===== THE DATA

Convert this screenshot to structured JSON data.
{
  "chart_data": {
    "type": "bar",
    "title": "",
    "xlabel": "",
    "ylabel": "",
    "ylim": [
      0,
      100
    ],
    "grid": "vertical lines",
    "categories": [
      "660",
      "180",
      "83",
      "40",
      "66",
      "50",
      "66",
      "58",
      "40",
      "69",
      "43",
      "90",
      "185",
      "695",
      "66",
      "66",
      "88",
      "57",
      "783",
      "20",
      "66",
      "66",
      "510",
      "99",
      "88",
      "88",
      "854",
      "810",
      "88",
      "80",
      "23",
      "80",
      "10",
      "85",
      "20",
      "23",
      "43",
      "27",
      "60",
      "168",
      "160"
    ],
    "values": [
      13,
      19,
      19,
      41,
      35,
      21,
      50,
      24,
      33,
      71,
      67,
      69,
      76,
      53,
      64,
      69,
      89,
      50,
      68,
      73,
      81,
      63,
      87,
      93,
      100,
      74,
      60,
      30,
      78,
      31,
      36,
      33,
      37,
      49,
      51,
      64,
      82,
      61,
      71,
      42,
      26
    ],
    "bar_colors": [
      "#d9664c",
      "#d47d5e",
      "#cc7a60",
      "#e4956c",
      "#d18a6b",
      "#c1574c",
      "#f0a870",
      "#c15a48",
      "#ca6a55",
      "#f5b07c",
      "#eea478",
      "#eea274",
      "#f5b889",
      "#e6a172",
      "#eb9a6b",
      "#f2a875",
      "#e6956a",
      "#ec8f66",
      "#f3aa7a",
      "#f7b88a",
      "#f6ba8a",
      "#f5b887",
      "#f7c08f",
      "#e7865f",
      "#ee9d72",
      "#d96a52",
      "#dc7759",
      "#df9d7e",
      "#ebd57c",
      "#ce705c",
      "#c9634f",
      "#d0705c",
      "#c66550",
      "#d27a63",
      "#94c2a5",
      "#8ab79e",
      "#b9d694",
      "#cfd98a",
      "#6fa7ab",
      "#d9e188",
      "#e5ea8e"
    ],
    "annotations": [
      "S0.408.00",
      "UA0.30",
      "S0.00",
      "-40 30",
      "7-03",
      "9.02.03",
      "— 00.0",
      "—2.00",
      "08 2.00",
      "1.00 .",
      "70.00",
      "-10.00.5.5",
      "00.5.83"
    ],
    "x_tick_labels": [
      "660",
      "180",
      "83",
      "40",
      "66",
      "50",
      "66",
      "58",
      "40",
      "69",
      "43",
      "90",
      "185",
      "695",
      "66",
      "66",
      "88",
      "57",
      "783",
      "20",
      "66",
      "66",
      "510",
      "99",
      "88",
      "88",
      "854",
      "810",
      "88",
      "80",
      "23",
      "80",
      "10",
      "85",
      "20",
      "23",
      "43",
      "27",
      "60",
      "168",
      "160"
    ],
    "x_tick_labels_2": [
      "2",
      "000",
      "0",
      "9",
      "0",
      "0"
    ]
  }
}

==========

SET TASK:
Each record above should be returned exactly as it appears.

SOLUTION TO THIS EXERCISE:
Convert this screenshot to structured JSON data.
{
  "chart_data": {
    "type": "bar",
    "title": "",
    "xlabel": "",
    "ylabel": "",
    "ylim": [
      0,
      100
    ],
    "grid": "vertical lines",
    "categories": [
      "660",
      "180",
      "83",
      "40",
      "66",
      "50",
      "66",
      "58",
      "40",
      "69",
      "43",
      "90",
      "185",
      "695",
      "66",
      "66",
      "88",
      "57",
      "783",
      "20",
      "66",
      "66",
      "510",
      "99",
      "88",
      "88",
      "854",
      "810",
      "88",
      "80",
      "23",
      "80",
      "10",
      "85",
      "20",
      "23",
      "43",
      "27",
      "60",
      "168",
      "160"
    ],
    "values": [
      13,
      19,
      19,
      41,
      35,
      21,
      50,
      24,
      33,
      71,
      67,
      69,
      76,
      53,
      64,
      69,
      89,
      50,
      68,
      73,
      81,
      63,
      87,
      93,
      100,
      74,
      60,
      30,
      78,
      31,
      36,
      33,
      37,
      49,
      51,
      64,
      82,
      61,
      71,
      42,
      26
    ],
    "bar_colors": [
      "#d9664c",
      "#d47d5e",
      "#cc7a60",
      "#e4956c",
      "#d18a6b",
      "#c1574c",
      "#f0a870",
      "#c15a48",
      "#ca6a55",
      "#f5b07c",
      "#eea478",
      "#eea274",
      "#f5b889",
      "#e6a172",
      "#eb9a6b",
      "#f2a875",
      "#e6956a",
      "#ec8f66",
      "#f3aa7a",
      "#f7b88a",
      "#f6ba8a",
      "#f5b887",
      "#f7c08f",
      "#e7865f",
      "#ee9d72",
      "#d96a52",
      "#dc7759",
      "#df9d7e",
      "#ebd57c",
      "#ce705c",
      "#c9634f",
      "#d0705c",
      "#c66550",
      "#d27a63",
      "#94c2a5",
      "#8ab79e",
      "#b9d694",
      "#cfd98a",
      "#6fa7ab",
      "#d9e188",
      "#e5ea8e"
    ],
    "annotations": [
      "S0.408.00",
      "UA0.30",
      "S0.00",
      "-40 30",
      "7-03",
      "9.02.03",
      "— 00.0",
      "—2.00",
      "08 2.00",
      "1.00 .",
      "70.00",
      "-10.00.5.5",
      "00.5.83"
    ],
    "x_tick_labels": [
      "660",
      "180",
      "83",
      "40",
      "66",
      "50",
      "66",
      "58",
      "40",
      "69",
      "43",
      "90",
      "185",
      "695",
      "66",
      "66",
      "88",
      "57",
      "783",
      "20",
      "66",
      "66",
      "510",
      "99",
      "88",
      "88",
      "854",
      "810",
      "88",
      "80",
      "23",
      "80",
      "10",
      "85",
      "20",
      "23",
      "43",
      "27",
      "60",
      "168",
      "160"
    ],
    "x_tick_labels_2": [
      "2",
      "000",
      "0",
      "9",
      "0",
      "0"
    ]
  }
}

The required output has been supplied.